Exercise prompt
Return each line containing "jednostkach".

Record extracts
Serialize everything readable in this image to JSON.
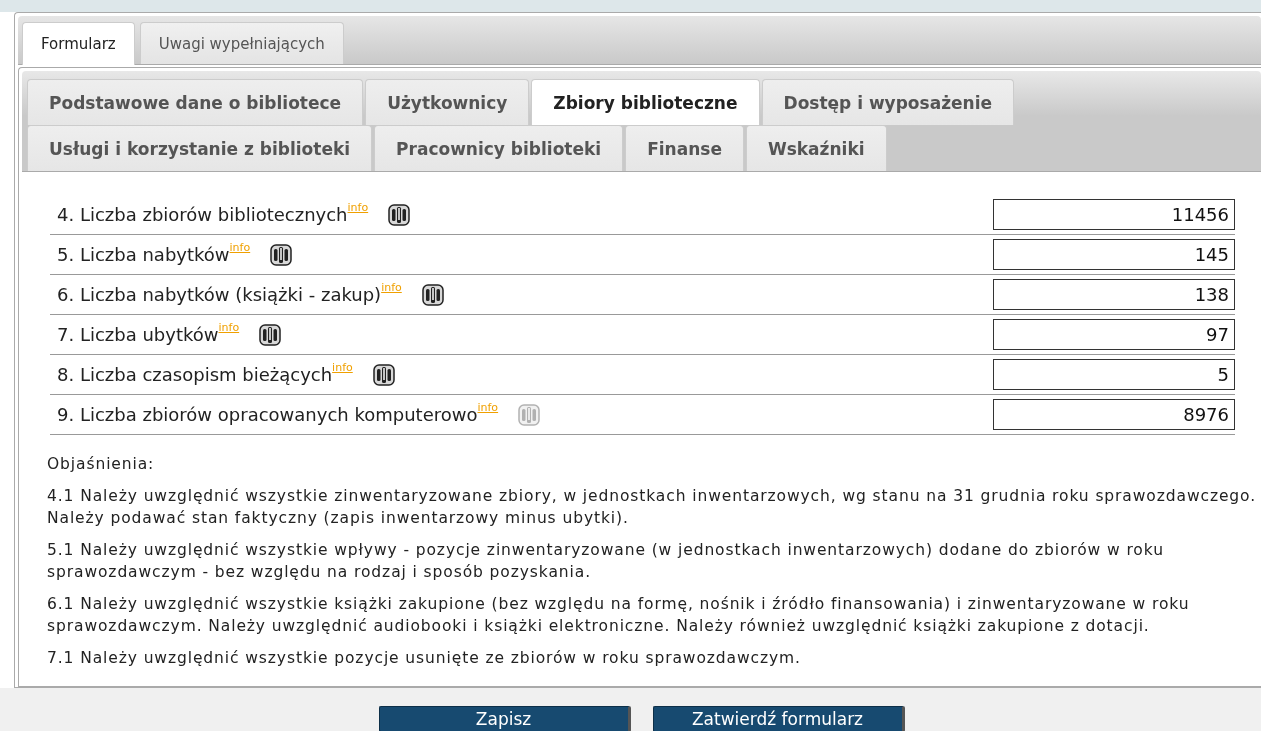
{
  "outer_tabs": [
    {
      "label": "Formularz",
      "selected": true
    },
    {
      "label": "Uwagi wypełniających",
      "selected": false
    }
  ],
  "section_tab_rows": [
    {
      "tabs": [
        {
          "label": "Podstawowe dane o bibliotece",
          "selected": false
        },
        {
          "label": "Użytkownicy",
          "selected": false
        },
        {
          "label": "Zbiory biblioteczne",
          "selected": true
        },
        {
          "label": "Dostęp i wyposażenie",
          "selected": false
        }
      ]
    },
    {
      "tabs": [
        {
          "label": "Usługi i korzystanie z biblioteki",
          "selected": false
        },
        {
          "label": "Pracownicy biblioteki",
          "selected": false
        },
        {
          "label": "Finanse",
          "selected": false
        },
        {
          "label": "Wskaźniki",
          "selected": false
        }
      ]
    }
  ],
  "fields": [
    {
      "label": "4. Liczba zbiorów bibliotecznych",
      "info": "info",
      "value": "11456",
      "gus_disabled": false
    },
    {
      "label": "5. Liczba nabytków",
      "info": "info",
      "value": "145",
      "gus_disabled": false
    },
    {
      "label": "6. Liczba nabytków (książki - zakup)",
      "info": "info",
      "value": "138",
      "gus_disabled": false
    },
    {
      "label": "7. Liczba ubytków",
      "info": "info",
      "value": "97",
      "gus_disabled": false
    },
    {
      "label": "8. Liczba czasopism bieżących",
      "info": "info",
      "value": "5",
      "gus_disabled": false
    },
    {
      "label": "9. Liczba zbiorów opracowanych komputerowo",
      "info": "info",
      "value": "8976",
      "gus_disabled": true
    }
  ],
  "notes": {
    "heading": "Objaśnienia:",
    "items": [
      "4.1 Należy uwzględnić wszystkie zinwentaryzowane zbiory, w jednostkach inwentarzowych, wg stanu na 31 grudnia roku sprawozdawczego. Należy podawać stan faktyczny (zapis inwentarzowy minus ubytki).",
      "5.1 Należy uwzględnić wszystkie wpływy - pozycje zinwentaryzowane (w jednostkach inwentarzowych) dodane do zbiorów w roku sprawozdawczym - bez względu na rodzaj i sposób pozyskania.",
      "6.1 Należy uwzględnić wszystkie książki zakupione (bez względu na formę, nośnik i źródło finansowania) i zinwentaryzowane w roku sprawozdawczym. Należy uwzględnić audiobooki i książki elektroniczne. Należy również uwzględnić książki zakupione z dotacji.",
      "7.1 Należy uwzględnić wszystkie pozycje usunięte ze zbiorów w roku sprawozdawczym."
    ]
  },
  "buttons": [
    "Zapisz",
    "Zatwierdź formularz"
  ]
}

Solution to the problem
      "4.1 Należy uwzględnić wszystkie zinwentaryzowane zbiory, w jednostkach inwentarzowych, wg stanu na 31 grudnia roku sprawozdawczego. Należy podawać stan faktyczny (zapis inwentarzowy minus ubytki).",
      "5.1 Należy uwzględnić wszystkie wpływy - pozycje zinwentaryzowane (w jednostkach inwentarzowych) dodane do zbiorów w roku sprawozdawczym - bez względu na rodzaj i sposób pozyskania.",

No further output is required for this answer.